Data for processing:
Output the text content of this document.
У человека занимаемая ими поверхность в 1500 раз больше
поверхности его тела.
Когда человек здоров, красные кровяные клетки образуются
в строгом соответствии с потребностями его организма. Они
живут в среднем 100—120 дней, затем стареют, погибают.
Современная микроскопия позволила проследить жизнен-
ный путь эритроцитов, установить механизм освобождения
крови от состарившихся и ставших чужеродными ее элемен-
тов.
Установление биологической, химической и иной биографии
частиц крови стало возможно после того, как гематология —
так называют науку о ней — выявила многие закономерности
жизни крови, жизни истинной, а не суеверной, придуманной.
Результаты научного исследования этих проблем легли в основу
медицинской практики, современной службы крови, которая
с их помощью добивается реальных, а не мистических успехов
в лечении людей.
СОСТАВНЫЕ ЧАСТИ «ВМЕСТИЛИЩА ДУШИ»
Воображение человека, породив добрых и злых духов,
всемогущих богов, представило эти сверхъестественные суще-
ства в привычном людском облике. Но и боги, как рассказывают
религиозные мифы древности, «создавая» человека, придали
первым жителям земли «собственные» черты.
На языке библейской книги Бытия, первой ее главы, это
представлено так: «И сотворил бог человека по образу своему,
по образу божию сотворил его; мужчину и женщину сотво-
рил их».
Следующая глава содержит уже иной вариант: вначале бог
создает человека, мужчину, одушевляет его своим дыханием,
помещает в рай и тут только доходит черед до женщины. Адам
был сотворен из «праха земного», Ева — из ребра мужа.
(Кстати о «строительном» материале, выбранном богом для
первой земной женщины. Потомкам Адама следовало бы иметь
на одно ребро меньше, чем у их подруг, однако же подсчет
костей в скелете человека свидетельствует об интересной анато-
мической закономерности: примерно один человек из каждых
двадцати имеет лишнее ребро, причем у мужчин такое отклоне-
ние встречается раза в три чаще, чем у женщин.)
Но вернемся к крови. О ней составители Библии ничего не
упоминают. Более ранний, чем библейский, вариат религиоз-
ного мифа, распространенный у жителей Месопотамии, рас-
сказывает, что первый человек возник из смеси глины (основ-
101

Work to do:
Within the listing above, work out how many lines contain the string "женщины", and reply with that number only.

Solution to the problem:
2